Roger Moore’s daughter reveals James Bond star’s heartrending final diary entries and how he joked until the end of cancer battle

ROGER Moore told how he feared joining friends “in the great cutting room in the sky” in poignant final diary entries as he battled cancer, his daughter has revealed.
His heartrending reflections on mortality left Deborah in “floods of tears” when she read them.
“It was just so incredibly poignant.
“We didn’t think he was going to die - he didn’t think he was going to die – until the very last week. Dad’s illness came on quite quickly.”
Yet despite undergoing a gruelling course of chemotherapy after being diagnosed last Christmas, the star kept joking until the very end.
Deborah added: “He still had his sense of humour and was still joking with the nurses. He never, ever complained.
“He was amazing.”
Sir Roger died in May at his home in Crans-Montana, Switzerland. His children and wife of 15 years, Kiki, 77, were at his side.
Deborah, 53, and her brothers Geoffrey, 51, and Christian, 44, are his children by his third wife, actress Luisa Mattioli, 78.
Shortly before his death the star had finished writing a book about ageing called A Bien Tot - French for see you soon.
In it, Deborah reveals he described himself as “an old fart” and made up his own OAP text speak - BTW: bring the wheelchair. IMHO: Is my hearing aid on? BYOT: Bring your own teeth. GGPBL: Gotta go, pacemaker battery low.
Moore took over from Sean Connery as James Bond in 1973.
He starred in seven movies over the following 12 years.
In 2012, the actor admitted that he “regretted” basking in the sun as a young man – as he had suffered a string of skin cancers in later years.
He told The Sun: "I (wish I) would... have given myself a warning about having too much sunshine. I've had so many skin cancers as a result.
"No one thought about sun screen or creams in my younger days. Even when they started to give warnings, I thought, 'Well, that won't happen to me.'
"I would get sunburned so I did not have to wear make-up in front of the cameras. Every leading man was sunburned."

■ About this exercise ■
Write out, word for word, the passage of the article about Roger Moore's final diary entries that opens with the words containing "ROGER Moore told" and closes with "never, ever complained.".

■ Data shown ■
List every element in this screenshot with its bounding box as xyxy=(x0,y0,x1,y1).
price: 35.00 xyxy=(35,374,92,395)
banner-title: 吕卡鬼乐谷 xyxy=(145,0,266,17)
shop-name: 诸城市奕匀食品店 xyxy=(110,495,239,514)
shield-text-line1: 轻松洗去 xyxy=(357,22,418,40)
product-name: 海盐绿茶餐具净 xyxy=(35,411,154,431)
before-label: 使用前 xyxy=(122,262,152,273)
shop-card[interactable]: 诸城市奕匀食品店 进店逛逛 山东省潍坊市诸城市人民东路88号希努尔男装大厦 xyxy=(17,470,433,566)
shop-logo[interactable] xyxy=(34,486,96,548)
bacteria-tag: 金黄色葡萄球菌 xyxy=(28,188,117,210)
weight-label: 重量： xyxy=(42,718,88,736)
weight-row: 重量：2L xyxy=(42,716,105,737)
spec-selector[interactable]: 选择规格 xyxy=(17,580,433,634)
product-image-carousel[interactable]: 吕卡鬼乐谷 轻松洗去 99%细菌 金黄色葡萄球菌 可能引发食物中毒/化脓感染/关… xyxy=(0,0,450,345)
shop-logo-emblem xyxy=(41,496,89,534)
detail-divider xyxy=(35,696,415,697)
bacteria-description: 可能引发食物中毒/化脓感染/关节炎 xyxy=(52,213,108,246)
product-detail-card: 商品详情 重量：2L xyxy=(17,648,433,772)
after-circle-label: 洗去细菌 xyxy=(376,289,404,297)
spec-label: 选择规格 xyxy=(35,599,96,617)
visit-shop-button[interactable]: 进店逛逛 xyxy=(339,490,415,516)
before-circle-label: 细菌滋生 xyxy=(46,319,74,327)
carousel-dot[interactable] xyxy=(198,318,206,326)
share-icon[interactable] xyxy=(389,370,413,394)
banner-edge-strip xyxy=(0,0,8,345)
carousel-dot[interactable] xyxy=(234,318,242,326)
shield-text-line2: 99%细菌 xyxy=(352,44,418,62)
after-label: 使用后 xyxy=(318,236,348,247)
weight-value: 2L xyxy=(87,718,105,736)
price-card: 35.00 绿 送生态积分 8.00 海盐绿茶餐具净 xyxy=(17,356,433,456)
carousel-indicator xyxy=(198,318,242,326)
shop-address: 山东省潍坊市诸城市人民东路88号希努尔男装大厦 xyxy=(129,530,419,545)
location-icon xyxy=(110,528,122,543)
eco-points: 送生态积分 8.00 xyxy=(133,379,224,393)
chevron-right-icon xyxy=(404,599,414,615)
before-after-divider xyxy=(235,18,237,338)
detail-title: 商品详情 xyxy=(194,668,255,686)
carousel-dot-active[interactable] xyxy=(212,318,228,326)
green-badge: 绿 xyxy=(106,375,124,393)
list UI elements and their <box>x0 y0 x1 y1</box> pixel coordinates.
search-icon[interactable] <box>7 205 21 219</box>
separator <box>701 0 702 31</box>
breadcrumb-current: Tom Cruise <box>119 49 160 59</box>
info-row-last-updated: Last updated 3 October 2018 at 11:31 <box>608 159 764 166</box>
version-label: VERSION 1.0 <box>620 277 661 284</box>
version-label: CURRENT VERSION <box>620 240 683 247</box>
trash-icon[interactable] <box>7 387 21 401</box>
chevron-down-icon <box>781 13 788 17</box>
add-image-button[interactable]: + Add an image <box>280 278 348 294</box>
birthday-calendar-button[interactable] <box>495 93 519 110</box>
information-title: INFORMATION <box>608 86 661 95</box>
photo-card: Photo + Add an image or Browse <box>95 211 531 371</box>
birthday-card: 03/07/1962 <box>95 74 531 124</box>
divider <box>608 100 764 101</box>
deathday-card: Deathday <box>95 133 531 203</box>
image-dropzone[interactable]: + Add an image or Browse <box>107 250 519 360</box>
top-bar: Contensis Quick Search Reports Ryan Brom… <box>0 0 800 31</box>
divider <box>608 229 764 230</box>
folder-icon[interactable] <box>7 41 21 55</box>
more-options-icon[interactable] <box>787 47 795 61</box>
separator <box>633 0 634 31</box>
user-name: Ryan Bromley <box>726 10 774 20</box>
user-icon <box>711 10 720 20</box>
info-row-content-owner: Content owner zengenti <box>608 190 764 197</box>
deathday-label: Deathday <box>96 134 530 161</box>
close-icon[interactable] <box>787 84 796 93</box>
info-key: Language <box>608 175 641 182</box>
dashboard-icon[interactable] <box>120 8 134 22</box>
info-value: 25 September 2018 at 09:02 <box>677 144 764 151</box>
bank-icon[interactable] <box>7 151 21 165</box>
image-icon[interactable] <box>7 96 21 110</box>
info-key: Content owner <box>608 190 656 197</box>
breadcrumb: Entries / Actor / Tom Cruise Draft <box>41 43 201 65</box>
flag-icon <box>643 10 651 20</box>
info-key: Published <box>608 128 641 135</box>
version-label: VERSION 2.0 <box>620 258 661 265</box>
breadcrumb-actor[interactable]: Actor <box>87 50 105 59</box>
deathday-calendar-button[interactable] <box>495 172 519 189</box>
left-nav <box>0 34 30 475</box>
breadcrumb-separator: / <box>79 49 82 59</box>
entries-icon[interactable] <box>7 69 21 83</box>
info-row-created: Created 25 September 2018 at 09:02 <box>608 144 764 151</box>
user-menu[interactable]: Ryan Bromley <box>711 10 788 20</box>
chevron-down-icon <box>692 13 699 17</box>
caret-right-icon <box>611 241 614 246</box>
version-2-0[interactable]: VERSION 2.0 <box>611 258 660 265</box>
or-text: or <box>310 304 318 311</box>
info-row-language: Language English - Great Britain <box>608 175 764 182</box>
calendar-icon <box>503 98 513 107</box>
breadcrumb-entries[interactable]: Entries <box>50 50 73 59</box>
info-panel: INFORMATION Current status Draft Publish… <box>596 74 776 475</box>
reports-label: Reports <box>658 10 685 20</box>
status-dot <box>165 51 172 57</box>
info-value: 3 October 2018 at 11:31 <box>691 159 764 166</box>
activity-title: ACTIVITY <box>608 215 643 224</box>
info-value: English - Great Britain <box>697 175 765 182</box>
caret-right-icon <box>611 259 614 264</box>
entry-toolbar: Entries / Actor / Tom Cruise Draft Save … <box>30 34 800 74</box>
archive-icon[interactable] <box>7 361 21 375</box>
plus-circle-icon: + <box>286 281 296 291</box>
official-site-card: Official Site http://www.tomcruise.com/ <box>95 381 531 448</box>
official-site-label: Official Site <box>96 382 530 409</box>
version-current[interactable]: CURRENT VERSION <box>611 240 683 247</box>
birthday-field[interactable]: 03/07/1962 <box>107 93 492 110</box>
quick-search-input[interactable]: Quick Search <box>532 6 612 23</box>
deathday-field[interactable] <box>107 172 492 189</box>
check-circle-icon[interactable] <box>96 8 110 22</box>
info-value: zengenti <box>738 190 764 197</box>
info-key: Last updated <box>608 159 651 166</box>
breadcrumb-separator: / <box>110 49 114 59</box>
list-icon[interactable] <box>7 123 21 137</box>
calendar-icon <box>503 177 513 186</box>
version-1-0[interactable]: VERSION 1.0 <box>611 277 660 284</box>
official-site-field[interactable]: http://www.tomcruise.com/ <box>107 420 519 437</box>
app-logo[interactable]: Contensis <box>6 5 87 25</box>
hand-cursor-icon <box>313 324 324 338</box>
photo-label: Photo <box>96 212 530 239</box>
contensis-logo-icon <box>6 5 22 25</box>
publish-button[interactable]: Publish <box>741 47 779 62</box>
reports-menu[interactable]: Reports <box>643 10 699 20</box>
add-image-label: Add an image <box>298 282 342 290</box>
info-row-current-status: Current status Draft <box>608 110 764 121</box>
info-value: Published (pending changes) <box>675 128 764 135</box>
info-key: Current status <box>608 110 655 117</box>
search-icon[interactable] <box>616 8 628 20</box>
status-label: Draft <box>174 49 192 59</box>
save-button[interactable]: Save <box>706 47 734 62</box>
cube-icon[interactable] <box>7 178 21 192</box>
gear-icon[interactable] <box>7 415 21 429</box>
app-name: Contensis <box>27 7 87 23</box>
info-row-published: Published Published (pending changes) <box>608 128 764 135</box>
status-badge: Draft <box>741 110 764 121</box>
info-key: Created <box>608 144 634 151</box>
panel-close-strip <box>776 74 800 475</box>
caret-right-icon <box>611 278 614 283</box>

■ Response to this task ■
ROGER Moore told how he feared joining friends “in the great cutting room in the sky” in poignant final diary entries as he battled cancer, his daughter has revealed.
His heartrending reflections on mortality left Deborah in “floods of tears” when she read them.
“It was just so incredibly poignant.
“We didn’t think he was going to die - he didn’t think he was going to die – until the very last week. Dad’s illness came on quite quickly.”
Yet despite undergoing a gruelling course of chemotherapy after being diagnosed last Christmas, the star kept joking until the very end.
Deborah added: “He still had his sense of humour and was still joking with the nurses. He never, ever complained.